* _Supplied data_
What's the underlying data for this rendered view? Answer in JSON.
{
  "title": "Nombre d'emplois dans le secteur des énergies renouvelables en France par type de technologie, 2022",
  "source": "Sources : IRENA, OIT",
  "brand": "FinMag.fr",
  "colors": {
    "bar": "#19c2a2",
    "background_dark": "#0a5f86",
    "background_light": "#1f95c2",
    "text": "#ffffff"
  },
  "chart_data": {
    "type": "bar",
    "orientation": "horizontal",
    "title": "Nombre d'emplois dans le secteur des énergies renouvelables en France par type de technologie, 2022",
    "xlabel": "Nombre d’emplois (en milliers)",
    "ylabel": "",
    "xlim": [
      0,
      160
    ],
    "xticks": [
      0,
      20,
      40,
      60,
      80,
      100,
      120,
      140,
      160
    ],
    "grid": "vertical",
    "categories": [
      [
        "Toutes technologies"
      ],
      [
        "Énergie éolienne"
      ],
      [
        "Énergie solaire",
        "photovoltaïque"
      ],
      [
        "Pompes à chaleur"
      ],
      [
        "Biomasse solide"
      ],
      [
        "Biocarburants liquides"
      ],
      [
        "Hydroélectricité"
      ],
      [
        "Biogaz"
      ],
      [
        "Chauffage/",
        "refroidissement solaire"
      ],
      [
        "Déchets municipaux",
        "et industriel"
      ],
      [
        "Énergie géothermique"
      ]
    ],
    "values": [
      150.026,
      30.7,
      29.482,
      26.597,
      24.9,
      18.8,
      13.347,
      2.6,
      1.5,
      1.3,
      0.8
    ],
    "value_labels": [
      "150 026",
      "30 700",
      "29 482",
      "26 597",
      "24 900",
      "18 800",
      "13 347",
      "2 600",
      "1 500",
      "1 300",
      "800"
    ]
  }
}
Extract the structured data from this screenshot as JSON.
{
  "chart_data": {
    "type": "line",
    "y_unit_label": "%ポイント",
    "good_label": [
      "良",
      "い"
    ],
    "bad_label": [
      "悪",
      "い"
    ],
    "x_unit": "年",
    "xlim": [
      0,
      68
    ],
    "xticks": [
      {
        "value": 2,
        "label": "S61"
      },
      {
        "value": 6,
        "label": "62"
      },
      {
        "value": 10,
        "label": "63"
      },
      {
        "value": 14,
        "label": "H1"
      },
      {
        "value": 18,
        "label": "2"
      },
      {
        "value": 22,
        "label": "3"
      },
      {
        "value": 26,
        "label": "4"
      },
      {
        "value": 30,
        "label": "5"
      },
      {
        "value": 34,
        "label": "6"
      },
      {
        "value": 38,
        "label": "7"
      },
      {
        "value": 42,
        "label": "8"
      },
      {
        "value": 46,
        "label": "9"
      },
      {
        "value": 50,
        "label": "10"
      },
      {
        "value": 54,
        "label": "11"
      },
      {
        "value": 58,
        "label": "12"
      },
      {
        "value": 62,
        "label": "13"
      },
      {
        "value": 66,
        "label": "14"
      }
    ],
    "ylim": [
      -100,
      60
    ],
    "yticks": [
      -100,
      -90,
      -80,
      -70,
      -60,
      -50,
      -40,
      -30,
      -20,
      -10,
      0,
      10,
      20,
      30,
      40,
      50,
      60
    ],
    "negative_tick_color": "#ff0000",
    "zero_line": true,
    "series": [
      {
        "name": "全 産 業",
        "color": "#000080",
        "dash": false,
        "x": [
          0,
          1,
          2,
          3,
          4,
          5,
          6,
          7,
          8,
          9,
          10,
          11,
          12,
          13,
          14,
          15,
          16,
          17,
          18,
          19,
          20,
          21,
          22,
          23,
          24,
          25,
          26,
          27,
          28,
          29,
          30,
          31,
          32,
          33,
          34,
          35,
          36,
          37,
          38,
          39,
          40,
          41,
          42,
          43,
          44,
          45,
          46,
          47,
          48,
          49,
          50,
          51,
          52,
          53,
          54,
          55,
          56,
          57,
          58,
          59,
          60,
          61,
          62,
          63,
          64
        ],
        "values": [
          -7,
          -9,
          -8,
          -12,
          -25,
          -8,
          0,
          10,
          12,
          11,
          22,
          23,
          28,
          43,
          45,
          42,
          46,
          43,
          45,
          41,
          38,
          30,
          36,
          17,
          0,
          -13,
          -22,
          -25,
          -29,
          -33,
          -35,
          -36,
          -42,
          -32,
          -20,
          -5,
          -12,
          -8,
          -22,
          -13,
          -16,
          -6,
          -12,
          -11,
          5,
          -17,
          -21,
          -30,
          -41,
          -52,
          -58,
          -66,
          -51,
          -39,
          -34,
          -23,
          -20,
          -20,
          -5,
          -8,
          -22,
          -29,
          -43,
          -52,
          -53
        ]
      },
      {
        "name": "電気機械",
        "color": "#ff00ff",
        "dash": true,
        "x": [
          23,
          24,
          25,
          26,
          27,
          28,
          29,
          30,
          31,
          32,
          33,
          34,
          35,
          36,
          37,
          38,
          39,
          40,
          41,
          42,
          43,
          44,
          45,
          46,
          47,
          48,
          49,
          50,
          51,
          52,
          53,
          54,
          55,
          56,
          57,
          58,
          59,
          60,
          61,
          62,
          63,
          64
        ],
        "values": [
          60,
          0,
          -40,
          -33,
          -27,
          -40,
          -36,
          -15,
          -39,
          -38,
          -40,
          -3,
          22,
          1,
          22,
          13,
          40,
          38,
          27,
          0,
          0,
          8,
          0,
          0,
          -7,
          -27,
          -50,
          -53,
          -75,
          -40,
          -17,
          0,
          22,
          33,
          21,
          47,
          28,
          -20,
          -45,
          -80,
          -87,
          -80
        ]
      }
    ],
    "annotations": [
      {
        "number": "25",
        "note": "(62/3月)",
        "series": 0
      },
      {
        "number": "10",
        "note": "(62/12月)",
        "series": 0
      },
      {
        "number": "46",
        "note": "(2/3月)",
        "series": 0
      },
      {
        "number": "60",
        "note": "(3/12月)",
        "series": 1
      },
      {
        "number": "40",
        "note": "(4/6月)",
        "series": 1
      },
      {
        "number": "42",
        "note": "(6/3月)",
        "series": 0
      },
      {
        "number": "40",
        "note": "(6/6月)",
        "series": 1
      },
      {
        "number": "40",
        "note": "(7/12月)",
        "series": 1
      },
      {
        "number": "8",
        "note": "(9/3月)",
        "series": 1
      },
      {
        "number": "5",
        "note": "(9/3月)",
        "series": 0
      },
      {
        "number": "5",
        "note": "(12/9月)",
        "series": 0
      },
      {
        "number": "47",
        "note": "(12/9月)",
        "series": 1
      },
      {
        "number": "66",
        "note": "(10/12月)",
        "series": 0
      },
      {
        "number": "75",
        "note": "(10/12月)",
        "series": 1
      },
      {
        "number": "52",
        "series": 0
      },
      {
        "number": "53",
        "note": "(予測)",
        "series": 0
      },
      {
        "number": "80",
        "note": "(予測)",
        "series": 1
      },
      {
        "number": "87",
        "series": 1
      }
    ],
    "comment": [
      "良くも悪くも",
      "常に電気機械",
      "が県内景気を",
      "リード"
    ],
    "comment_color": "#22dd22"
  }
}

* _Written task_
Of the lines in the data above, how many contain the word "Nombre"? Give only that figure.

* _The response_
3